** Start EXCERPTED TEXT **

Read the September 2015 issue of Court Report, which includes such topics as the Students First Act, hearing officer authority, and Title IX-sexual assault. This newsletter is an ACSBA member benefit .


September 2015 Issue of Court Report

Alabama Supreme Court 

Ex parte Lambert, -- So.3d --, 2015 WL 5086453 (Ala. Aug. 28, 2015)

We last reported on this case in the December 2013 edition of Court Report. As explained in our previous report on Lambert v. Escambia County Board of Education, 2013 WL 5583739 (Ala. Oct. 11, 2013), the superintendent recommended the employee’s termination after a loaded handgun was found in a bag in his office. The employee argued that he had inadvertently brought the gun on campus. While the employee had no disciplinary history, the board had a policy that possession of weapons on school property would lead to suspension or termination.

After a hearing was held, the board upheld the superintendent’s recommendation and terminated the employee. The employee appealed to a hearing officer who expressed that he believed a lesser punishment was warranted. Nevertheless, in light of his duty to give deference to the board’s decision and in light of the limitation upon his authority to only reverse or uphold the board’s decision, he upheld the termination. The employee appealed to the Court of Civil Appealswhich affirmed the hearing officer’s decision.

** End EXCERPTED TEXT **

:: TASKS TO CARRY OUT ::
1. In the Court Report excerpt on Ex parte Lambert, why did the hearing officer uphold the termination even though he believed a lesser punishment was warranted? Answer in one to three sentences.
2. Write the next part of the Court Report excerpt on Ex parte Lambert, picking up after its final sentence.
The lines that come after this point are separate material and are not part of the Court Report excerpt.

** Start ROWS **

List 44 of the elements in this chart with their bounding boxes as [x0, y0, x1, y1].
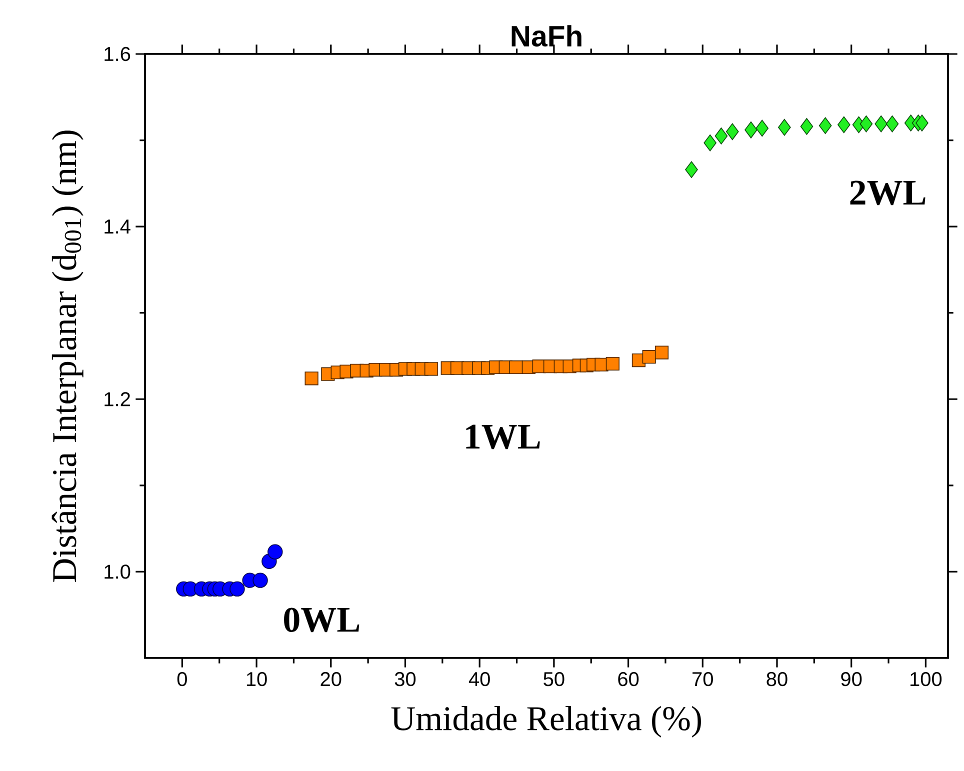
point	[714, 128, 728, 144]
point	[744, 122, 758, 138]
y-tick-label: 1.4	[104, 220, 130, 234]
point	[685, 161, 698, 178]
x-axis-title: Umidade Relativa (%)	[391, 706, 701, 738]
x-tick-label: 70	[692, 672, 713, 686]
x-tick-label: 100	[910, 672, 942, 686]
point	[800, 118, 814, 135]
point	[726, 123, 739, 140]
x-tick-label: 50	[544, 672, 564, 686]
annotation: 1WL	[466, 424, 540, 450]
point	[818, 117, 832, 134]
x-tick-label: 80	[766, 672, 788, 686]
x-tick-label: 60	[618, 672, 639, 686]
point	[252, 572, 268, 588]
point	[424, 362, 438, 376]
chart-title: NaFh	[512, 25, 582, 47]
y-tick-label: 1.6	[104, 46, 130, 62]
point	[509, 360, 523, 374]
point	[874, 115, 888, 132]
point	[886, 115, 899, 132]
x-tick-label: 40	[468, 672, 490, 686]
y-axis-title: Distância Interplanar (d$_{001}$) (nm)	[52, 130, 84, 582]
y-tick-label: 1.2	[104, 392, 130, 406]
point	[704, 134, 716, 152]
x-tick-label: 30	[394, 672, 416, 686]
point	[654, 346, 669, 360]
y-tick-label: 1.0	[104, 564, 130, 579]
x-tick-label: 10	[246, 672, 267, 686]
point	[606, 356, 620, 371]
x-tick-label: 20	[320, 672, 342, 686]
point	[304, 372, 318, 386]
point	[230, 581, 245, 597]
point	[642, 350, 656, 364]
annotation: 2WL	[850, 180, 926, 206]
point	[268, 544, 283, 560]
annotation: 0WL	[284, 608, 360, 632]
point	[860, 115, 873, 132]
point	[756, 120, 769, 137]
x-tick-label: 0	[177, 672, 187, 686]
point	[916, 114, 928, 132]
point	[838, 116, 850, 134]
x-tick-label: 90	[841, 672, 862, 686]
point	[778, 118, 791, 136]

** End ROWS **
** Start ROWS **

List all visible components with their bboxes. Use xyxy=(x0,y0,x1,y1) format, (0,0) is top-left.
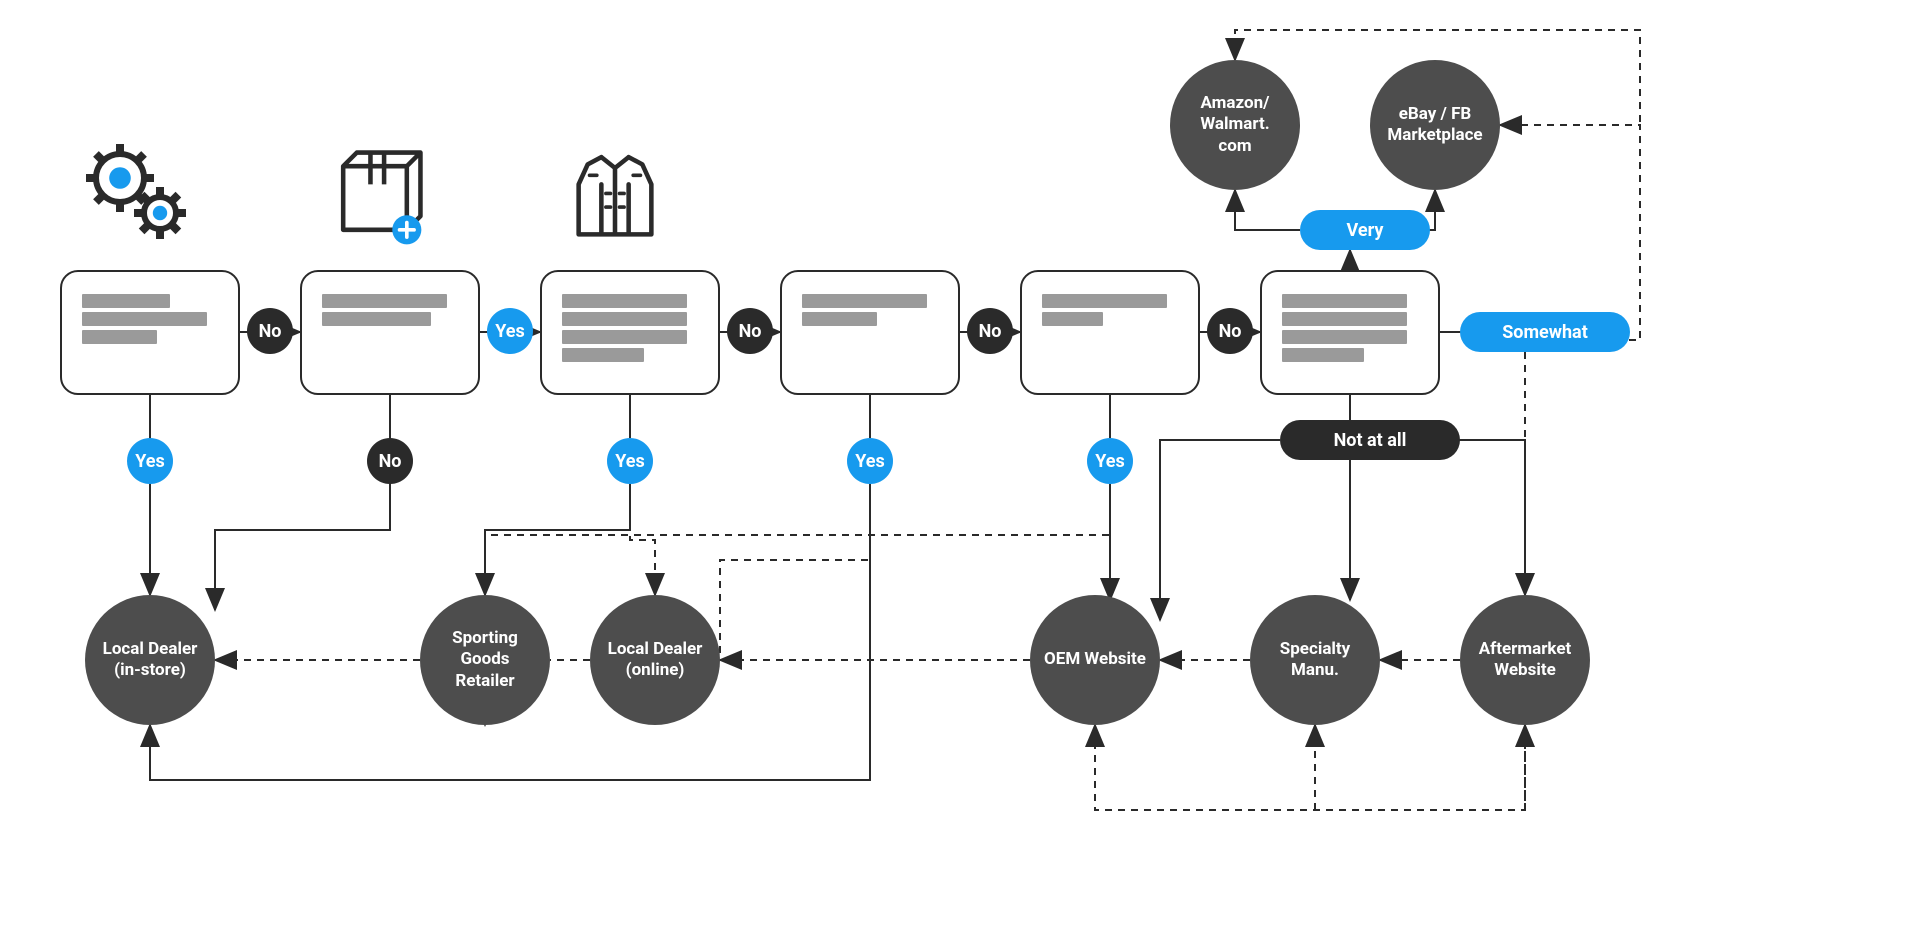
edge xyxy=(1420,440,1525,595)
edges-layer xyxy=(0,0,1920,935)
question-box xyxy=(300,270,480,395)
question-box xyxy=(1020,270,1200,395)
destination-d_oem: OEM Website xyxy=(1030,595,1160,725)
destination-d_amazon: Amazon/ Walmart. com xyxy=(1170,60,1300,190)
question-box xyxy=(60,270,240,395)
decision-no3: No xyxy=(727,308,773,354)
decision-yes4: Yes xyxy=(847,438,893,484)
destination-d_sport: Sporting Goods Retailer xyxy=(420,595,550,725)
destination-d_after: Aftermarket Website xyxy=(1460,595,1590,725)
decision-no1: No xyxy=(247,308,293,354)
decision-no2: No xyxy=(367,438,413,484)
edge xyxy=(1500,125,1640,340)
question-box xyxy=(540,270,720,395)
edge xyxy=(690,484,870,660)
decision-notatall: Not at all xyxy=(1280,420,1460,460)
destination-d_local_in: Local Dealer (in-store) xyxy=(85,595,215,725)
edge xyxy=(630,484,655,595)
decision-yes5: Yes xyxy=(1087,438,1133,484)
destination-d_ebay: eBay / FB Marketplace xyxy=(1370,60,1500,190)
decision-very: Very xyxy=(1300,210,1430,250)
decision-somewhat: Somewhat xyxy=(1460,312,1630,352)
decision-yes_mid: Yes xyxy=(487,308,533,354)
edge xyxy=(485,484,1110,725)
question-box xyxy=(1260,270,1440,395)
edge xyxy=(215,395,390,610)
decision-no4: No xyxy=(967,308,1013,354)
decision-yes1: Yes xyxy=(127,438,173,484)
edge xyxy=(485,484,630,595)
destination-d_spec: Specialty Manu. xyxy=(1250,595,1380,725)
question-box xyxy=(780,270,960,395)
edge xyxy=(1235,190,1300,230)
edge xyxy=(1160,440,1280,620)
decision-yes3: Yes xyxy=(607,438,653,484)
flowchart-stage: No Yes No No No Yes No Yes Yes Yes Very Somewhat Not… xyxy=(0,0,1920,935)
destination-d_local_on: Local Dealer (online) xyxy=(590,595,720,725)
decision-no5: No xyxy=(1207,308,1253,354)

** End ROWS **

:: FINAL RESULTS ::
1. He upheld the termination because he had a duty to give deference to the board's decision. His authority was also limited to either reversing or upholding the board's decision.

2.
The employee then appealed that decision to the Alabama Supreme Court. Following oral arguments, the Court issued a mixed decision. In a 4-3-2 split decision, the Alabama Supreme Court agreed with post-Students First Act decisions which have held that the hearing officer must show "extreme deference" to the board's decision, also referred to as the"arbitrary and capricious standard of review". The Court recognized that in repealing the former Teacher Tenure Act and Fair Dismissal Act, the legislature intended to return decision-making authority for school employees to boards and to eliminate cumbersome litigation. Then, despite its holding that hearing officers must apply an extremely deferential standard of review, it decided in the very last sentences of the opinion that the hearing officer has the authority to order a board to reduce its decision to terminate.

With that holding, the Court reversed and remanded the case back to the hearing officer to consider whether the decision to terminate was arbitrary and capricious. Because this holding was in direct contradiction to the plain language of the law that the hearing officer can only affirm or reverse the board's decision and in light of the potentially negativeimpact this split decision could have on boards across the state, the board will file an application for rehearing on the narrow issue of authority to remand. The AASB Legal Assistance Fund is participating in this appeal as amicus curiae.


Eleventh Circuit

Hill v. Cundiff, -- F.3d. --, 2015 WL 4747048 (11th Cir. Aug. 12, 2015)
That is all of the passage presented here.